WHAT THE EXERCISE ASKS:
Search the data for the word "software" and copy every line where it occurs.

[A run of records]
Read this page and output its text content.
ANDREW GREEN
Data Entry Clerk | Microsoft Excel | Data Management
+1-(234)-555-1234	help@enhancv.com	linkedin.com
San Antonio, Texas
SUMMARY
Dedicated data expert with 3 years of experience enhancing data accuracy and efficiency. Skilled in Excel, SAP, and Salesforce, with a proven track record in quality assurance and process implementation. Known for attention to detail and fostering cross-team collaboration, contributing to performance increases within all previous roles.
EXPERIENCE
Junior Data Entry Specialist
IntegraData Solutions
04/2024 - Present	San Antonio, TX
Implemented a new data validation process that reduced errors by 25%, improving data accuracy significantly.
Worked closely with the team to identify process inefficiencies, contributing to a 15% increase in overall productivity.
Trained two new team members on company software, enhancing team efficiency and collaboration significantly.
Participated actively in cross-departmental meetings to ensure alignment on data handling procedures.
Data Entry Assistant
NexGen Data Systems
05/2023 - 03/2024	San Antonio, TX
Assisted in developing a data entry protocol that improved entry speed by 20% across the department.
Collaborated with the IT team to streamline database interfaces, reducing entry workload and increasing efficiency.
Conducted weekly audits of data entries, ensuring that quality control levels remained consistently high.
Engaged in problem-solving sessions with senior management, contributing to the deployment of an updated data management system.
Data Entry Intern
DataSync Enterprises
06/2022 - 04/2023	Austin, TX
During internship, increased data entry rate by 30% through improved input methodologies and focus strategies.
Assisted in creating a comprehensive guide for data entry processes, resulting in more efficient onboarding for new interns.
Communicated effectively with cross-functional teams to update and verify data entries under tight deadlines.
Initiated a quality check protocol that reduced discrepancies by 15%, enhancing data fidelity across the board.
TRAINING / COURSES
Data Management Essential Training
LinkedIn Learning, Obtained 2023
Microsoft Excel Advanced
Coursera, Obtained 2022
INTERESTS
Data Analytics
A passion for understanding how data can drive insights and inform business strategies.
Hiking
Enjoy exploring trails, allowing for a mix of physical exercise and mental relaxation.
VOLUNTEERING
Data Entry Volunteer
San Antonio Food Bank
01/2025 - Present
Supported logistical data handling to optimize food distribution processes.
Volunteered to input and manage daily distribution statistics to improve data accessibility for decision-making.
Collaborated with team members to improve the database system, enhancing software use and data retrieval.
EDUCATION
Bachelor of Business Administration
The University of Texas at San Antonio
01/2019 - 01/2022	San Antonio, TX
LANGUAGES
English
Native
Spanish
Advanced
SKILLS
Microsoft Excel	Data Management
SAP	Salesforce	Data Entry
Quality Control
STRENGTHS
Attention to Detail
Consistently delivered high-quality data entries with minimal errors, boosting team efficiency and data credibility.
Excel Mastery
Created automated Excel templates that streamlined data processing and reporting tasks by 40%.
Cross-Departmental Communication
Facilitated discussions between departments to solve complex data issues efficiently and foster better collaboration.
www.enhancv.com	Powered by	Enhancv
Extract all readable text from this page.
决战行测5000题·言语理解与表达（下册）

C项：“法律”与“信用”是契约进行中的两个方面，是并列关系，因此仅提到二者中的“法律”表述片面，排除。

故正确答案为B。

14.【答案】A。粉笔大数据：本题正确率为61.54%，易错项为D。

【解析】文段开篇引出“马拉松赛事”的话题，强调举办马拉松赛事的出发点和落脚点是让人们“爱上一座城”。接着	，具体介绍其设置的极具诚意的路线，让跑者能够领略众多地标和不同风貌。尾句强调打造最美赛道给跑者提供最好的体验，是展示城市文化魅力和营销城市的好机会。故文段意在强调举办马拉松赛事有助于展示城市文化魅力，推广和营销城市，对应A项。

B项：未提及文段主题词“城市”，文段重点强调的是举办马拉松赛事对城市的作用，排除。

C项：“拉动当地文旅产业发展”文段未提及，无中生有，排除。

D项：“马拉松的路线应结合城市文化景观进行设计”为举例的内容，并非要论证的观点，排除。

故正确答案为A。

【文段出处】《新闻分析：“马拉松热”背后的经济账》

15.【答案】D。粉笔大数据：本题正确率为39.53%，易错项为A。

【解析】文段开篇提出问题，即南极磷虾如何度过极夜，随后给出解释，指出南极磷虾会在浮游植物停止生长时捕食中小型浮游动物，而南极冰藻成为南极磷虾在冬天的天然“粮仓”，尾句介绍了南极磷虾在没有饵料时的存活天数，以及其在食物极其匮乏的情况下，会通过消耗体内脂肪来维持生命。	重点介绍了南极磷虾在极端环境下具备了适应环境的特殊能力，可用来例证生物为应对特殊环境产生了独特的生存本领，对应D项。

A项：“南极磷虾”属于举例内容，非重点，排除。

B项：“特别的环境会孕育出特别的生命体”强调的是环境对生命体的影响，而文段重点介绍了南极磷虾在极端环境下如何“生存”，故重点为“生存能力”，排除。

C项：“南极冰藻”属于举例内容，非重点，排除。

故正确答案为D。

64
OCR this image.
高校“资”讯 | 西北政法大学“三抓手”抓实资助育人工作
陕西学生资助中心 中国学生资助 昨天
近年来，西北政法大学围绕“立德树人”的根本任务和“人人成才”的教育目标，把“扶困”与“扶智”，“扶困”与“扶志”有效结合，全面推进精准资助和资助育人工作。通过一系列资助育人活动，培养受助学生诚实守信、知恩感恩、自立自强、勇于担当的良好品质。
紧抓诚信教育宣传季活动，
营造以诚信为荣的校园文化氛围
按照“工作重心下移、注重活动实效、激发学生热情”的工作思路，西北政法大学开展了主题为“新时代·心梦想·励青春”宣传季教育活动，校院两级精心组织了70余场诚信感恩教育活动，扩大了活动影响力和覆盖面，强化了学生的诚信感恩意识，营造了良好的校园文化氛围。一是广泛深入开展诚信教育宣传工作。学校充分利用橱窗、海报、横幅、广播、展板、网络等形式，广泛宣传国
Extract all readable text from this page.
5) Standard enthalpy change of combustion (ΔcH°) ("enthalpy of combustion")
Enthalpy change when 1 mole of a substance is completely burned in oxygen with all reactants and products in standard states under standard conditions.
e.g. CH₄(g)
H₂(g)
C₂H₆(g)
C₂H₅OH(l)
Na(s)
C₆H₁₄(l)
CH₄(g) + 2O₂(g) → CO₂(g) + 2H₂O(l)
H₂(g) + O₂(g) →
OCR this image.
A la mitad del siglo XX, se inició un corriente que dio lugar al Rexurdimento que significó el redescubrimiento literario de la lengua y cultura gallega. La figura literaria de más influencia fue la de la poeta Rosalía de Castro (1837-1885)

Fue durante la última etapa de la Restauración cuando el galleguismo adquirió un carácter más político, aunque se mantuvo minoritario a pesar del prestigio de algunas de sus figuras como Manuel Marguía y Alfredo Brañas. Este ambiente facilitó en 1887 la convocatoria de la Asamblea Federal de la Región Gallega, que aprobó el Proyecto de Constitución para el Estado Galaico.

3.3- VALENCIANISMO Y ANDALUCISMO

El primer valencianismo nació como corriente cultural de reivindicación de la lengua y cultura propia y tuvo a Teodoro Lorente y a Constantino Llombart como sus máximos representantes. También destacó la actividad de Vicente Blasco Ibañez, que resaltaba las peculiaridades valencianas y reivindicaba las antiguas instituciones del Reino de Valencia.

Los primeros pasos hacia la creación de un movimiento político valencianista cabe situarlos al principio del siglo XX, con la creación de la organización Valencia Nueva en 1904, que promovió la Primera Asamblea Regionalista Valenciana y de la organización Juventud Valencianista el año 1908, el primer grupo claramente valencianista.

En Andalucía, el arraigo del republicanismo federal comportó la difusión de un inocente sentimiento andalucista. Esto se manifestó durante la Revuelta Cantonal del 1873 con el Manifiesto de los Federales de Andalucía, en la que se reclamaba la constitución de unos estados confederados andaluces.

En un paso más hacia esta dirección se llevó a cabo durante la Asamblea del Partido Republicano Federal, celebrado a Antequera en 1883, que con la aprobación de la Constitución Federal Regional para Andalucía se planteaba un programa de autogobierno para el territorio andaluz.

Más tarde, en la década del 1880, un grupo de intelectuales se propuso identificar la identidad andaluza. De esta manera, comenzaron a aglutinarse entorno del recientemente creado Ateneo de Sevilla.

TASK SOLUTION:
Trained two new team members on company software, enhancing team efficiency and collaboration significantly.
Collaborated with team members to improve the database system, enhancing software use and data retrieval.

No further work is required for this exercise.